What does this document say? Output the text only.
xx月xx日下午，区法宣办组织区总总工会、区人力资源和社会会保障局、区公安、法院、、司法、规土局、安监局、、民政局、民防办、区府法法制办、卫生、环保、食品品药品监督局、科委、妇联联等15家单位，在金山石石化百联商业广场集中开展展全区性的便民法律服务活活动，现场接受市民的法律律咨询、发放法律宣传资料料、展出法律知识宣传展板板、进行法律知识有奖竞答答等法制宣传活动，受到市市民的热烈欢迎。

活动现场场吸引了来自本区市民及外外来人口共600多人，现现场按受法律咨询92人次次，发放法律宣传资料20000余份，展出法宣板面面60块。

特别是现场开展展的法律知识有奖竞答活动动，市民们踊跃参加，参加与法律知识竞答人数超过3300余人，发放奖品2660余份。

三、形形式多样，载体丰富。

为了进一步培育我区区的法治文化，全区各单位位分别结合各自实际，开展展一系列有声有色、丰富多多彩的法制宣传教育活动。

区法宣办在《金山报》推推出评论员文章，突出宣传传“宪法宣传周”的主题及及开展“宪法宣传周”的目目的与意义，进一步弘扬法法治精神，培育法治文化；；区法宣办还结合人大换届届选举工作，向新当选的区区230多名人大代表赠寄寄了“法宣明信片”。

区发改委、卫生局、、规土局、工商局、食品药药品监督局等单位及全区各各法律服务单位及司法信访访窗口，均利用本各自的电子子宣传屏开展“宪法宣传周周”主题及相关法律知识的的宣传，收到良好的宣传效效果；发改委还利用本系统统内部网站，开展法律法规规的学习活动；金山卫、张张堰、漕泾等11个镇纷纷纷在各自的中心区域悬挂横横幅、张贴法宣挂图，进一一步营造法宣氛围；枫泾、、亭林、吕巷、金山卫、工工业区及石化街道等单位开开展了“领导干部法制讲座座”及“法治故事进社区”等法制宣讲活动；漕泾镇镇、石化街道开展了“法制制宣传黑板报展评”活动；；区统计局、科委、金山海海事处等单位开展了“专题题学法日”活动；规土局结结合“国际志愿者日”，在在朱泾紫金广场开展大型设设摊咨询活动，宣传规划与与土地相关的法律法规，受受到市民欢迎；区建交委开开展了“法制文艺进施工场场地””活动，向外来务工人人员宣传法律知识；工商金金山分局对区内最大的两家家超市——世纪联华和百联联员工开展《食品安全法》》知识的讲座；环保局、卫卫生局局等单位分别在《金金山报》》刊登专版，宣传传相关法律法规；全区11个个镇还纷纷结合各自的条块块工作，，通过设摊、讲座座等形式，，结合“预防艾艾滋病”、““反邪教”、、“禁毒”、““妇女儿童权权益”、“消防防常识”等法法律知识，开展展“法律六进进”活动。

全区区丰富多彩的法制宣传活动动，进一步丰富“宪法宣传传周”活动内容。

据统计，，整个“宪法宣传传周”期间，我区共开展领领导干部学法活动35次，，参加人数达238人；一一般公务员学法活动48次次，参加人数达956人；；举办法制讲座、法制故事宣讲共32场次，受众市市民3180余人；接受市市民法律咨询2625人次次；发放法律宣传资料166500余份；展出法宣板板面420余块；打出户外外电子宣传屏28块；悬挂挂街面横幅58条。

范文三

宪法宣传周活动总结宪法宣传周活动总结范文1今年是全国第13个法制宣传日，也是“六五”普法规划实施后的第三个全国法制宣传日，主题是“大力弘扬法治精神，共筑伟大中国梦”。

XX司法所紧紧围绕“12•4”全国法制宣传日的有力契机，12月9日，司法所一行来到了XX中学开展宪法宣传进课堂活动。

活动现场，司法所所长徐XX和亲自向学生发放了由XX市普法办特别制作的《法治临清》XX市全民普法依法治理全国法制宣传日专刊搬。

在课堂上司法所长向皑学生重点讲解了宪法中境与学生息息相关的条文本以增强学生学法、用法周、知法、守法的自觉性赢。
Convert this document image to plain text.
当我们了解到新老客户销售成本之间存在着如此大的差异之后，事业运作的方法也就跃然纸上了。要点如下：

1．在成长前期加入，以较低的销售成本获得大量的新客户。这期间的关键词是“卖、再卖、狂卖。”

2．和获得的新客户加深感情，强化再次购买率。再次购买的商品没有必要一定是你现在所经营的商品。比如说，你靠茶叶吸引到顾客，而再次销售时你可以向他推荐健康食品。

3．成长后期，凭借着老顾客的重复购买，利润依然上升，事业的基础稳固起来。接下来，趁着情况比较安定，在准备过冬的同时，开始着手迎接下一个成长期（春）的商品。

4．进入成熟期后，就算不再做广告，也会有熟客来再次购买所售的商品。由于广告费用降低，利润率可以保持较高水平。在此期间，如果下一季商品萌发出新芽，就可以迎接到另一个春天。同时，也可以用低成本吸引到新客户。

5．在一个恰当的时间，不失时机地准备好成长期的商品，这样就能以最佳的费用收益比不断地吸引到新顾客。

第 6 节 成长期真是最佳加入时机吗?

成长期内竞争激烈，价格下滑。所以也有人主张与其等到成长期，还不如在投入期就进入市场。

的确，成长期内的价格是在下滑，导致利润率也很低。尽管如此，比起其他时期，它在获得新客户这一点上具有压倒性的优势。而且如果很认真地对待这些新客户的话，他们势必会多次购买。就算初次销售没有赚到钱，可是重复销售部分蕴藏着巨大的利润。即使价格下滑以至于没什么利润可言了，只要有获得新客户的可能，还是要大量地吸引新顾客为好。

========================================================================

◆ SET PROBLEM
In the lines above, find each one with "this" and list it.

◆ THE RESULT
What does this document say? Output the text only.
Convert this document image to plain text.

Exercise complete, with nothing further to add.